### Data entries
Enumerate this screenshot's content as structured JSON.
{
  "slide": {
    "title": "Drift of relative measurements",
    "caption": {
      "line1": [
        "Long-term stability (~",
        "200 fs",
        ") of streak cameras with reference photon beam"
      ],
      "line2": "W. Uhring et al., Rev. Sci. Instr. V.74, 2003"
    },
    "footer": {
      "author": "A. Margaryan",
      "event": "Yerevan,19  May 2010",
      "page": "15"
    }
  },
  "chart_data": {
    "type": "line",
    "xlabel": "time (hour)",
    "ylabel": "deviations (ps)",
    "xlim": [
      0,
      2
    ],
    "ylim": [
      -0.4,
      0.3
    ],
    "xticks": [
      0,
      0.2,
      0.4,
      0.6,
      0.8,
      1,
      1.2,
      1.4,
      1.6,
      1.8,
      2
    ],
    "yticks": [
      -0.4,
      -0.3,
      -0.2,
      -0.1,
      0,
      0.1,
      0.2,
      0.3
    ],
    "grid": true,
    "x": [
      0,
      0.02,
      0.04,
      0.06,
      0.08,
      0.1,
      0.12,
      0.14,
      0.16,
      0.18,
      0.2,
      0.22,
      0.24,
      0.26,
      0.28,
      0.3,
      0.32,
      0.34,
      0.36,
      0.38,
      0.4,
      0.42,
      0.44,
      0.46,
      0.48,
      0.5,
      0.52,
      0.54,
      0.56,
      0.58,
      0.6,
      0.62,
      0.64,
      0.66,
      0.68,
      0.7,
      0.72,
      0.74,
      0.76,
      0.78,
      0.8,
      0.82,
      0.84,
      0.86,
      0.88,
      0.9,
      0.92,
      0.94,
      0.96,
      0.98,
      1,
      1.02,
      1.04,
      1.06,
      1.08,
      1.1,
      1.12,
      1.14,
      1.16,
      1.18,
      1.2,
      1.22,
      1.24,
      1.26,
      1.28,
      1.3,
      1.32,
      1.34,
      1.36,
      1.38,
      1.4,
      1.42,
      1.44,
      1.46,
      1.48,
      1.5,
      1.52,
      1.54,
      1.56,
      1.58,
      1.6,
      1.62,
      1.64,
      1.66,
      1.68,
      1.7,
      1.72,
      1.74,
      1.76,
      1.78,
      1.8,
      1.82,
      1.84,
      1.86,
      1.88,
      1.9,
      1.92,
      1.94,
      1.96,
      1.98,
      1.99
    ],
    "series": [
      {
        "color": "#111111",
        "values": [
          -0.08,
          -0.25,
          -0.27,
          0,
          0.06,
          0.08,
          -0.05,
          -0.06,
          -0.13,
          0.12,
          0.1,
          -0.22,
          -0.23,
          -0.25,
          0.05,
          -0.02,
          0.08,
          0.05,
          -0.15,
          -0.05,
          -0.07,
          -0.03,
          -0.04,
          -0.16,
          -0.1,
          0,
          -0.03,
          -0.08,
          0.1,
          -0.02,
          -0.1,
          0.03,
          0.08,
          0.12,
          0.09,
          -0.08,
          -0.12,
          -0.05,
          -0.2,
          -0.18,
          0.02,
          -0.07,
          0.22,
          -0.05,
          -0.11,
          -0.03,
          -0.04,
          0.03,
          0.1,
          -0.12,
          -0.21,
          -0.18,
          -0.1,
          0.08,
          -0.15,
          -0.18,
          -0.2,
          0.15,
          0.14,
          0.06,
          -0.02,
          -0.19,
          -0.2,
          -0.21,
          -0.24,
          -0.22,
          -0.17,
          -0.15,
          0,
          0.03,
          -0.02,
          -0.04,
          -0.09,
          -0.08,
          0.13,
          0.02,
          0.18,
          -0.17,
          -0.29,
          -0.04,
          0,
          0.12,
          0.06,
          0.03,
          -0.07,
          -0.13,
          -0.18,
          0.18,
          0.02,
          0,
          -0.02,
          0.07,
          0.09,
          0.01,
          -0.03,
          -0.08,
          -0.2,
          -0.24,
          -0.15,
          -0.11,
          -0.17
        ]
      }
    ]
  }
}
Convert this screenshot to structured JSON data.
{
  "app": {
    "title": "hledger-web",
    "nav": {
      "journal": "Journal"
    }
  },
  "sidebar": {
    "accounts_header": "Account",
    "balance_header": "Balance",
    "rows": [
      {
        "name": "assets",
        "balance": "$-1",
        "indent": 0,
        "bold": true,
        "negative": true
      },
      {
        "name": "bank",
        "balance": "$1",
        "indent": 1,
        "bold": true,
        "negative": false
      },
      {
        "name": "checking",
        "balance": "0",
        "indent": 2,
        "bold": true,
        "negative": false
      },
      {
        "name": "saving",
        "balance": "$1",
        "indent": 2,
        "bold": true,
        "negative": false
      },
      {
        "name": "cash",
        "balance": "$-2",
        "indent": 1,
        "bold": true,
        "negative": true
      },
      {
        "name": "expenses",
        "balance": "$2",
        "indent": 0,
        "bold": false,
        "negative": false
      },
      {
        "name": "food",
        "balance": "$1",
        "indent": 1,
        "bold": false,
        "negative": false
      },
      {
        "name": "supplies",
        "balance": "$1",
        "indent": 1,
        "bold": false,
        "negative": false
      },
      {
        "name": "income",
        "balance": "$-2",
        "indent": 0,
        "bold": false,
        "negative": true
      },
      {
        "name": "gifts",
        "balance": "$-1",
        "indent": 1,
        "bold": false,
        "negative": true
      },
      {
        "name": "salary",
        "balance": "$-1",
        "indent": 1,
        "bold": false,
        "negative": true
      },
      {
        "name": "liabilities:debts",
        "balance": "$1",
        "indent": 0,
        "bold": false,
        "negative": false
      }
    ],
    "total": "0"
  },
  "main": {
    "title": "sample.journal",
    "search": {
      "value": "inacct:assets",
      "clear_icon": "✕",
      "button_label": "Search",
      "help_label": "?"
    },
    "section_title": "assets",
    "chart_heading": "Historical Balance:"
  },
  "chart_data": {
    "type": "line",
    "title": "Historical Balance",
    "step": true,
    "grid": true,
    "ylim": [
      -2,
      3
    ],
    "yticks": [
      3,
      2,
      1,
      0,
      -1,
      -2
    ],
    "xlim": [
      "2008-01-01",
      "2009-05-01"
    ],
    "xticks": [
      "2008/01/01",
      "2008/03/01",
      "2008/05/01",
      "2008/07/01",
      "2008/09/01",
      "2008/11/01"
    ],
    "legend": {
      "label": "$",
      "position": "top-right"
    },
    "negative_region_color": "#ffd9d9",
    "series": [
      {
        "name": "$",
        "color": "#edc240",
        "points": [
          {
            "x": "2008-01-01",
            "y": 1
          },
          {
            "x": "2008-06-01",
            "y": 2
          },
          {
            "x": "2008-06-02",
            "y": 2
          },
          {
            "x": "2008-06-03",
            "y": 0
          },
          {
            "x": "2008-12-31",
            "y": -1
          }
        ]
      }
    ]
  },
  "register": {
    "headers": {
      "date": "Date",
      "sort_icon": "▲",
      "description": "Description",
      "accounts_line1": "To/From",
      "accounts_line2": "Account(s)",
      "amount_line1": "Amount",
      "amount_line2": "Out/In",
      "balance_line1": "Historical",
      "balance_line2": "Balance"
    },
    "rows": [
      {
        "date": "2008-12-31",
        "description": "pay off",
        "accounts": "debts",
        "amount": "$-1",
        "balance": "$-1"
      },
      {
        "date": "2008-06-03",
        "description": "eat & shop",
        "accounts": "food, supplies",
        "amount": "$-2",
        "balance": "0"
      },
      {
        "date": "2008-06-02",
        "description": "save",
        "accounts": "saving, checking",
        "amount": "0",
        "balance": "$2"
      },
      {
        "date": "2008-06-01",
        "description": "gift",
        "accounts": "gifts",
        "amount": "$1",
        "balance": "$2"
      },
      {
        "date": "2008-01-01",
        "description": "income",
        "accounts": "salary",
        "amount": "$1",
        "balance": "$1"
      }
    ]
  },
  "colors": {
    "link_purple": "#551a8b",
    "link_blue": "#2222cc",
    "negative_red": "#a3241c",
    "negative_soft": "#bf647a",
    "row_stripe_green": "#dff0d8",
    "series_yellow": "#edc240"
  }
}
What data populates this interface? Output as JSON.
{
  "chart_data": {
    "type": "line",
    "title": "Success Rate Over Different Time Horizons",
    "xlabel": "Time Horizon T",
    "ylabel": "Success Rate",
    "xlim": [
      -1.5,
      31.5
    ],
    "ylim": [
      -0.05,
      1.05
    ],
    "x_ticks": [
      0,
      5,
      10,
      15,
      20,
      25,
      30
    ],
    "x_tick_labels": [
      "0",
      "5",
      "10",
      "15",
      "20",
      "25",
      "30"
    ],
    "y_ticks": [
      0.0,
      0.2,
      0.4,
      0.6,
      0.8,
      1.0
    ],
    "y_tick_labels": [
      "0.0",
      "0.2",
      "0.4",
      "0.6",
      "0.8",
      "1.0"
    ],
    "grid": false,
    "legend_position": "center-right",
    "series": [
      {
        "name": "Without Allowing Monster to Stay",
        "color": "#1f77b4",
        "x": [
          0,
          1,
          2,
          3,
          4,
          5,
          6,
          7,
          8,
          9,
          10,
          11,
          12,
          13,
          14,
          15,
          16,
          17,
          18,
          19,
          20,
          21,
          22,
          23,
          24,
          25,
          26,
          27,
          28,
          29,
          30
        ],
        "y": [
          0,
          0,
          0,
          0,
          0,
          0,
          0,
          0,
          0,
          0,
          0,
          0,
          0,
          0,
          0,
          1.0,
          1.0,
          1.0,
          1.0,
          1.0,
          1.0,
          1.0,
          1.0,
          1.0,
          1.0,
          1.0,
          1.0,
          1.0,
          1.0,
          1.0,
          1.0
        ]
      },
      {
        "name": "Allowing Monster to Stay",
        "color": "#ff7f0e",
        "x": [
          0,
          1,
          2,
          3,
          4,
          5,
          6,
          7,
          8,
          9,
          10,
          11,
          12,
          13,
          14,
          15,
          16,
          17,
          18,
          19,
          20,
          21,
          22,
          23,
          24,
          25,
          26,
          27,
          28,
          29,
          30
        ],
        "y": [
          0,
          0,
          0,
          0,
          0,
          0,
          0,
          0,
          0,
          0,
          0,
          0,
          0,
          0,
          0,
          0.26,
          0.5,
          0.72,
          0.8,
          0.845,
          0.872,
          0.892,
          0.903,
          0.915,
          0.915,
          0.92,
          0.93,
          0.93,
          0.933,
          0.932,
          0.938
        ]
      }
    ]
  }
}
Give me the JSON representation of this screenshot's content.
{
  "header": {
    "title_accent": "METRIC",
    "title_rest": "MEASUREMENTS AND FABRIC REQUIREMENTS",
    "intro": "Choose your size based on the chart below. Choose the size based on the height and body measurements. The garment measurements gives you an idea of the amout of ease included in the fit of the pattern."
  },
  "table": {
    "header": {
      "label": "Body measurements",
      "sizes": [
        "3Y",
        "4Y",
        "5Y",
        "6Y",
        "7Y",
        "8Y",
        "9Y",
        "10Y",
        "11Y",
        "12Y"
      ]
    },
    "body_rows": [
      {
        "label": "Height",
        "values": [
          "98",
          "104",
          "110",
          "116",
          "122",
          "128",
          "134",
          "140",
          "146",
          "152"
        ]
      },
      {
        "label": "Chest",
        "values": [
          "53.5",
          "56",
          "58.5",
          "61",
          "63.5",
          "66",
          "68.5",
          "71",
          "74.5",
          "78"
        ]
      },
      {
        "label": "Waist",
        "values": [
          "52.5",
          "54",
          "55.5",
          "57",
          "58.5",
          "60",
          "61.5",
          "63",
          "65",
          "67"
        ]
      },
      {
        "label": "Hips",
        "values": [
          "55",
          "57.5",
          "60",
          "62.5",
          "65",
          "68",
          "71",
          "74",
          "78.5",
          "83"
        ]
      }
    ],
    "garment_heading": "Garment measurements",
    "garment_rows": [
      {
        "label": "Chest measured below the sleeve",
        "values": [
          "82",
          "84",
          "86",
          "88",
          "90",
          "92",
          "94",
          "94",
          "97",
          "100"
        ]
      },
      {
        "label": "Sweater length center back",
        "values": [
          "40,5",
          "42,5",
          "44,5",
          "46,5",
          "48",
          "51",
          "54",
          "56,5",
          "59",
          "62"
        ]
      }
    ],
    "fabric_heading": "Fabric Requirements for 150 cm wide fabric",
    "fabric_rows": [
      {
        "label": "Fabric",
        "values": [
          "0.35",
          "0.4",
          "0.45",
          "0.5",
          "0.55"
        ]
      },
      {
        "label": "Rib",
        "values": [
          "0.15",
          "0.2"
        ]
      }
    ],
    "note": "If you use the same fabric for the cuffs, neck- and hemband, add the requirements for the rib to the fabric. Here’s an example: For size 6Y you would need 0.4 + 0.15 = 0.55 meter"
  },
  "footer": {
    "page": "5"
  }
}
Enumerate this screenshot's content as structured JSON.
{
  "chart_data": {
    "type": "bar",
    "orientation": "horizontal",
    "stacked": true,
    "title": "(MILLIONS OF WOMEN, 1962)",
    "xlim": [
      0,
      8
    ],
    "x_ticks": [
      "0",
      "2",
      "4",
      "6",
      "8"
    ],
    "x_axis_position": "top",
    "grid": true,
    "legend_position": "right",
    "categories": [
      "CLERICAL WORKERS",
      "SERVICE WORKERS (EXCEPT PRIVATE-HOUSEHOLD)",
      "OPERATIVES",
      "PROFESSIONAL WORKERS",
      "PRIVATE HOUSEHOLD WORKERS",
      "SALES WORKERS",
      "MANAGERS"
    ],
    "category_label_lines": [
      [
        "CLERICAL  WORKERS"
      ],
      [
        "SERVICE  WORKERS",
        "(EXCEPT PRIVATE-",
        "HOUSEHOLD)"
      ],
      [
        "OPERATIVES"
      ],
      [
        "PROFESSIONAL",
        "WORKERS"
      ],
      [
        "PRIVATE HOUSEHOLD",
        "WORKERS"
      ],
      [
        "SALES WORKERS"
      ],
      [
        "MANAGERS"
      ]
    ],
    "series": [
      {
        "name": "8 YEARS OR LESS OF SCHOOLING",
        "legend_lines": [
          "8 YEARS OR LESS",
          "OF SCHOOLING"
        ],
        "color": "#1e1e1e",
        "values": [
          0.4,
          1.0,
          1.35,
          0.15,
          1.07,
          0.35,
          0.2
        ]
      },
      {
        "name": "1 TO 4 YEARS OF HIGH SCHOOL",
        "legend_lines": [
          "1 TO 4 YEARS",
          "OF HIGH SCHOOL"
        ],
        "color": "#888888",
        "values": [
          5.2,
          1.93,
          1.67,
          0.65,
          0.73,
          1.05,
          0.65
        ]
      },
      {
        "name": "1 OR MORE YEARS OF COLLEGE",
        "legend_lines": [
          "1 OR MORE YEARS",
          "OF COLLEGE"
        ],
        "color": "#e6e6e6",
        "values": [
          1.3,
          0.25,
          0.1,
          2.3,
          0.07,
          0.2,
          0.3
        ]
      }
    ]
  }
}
######
(Aim) Say how many lines of the data hold the string "MORE". Reply with the number alone.

(Answer to the task) 2